◆ Exercise aim ◆
Please report every line from the material that contains the word "lätt".

◆ Stored records ◆
----------

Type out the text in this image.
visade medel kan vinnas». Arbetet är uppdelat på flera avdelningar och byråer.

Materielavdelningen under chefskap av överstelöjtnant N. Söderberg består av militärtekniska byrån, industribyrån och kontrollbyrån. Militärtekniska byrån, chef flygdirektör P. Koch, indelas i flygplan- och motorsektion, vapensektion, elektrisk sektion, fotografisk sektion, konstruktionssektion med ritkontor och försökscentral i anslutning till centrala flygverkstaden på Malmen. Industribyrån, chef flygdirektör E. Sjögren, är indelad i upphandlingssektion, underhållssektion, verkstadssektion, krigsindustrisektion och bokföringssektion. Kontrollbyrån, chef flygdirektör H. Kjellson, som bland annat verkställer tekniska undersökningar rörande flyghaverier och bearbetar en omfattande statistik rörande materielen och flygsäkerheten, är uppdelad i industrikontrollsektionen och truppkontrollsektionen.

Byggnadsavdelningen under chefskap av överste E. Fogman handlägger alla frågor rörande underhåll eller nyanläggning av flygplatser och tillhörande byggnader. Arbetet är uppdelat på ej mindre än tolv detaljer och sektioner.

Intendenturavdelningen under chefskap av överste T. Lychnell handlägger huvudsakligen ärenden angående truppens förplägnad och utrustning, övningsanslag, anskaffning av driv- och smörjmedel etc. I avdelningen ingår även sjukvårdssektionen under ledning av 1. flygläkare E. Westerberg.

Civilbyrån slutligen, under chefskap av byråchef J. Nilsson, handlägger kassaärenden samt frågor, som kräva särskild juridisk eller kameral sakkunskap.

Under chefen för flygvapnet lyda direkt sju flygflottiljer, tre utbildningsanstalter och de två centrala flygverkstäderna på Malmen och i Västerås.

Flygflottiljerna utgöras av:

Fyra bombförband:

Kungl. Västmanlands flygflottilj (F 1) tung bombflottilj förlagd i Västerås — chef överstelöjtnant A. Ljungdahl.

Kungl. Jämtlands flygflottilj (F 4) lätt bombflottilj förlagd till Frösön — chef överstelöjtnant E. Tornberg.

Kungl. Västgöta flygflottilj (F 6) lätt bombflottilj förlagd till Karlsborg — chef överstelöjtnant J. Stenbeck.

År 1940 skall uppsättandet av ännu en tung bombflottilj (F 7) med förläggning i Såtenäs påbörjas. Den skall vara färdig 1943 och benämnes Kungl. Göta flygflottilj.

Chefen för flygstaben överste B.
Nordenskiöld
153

----------

◆ Written solution ◆
Kungl. Jämtlands flygflottilj (F 4) lätt bombflottilj förlagd till Frösön — chef överstelöjtnant E. Tornberg.
Kungl. Västgöta flygflottilj (F 6) lätt bombflottilj förlagd till Karlsborg — chef överstelöjtnant J. Stenbeck.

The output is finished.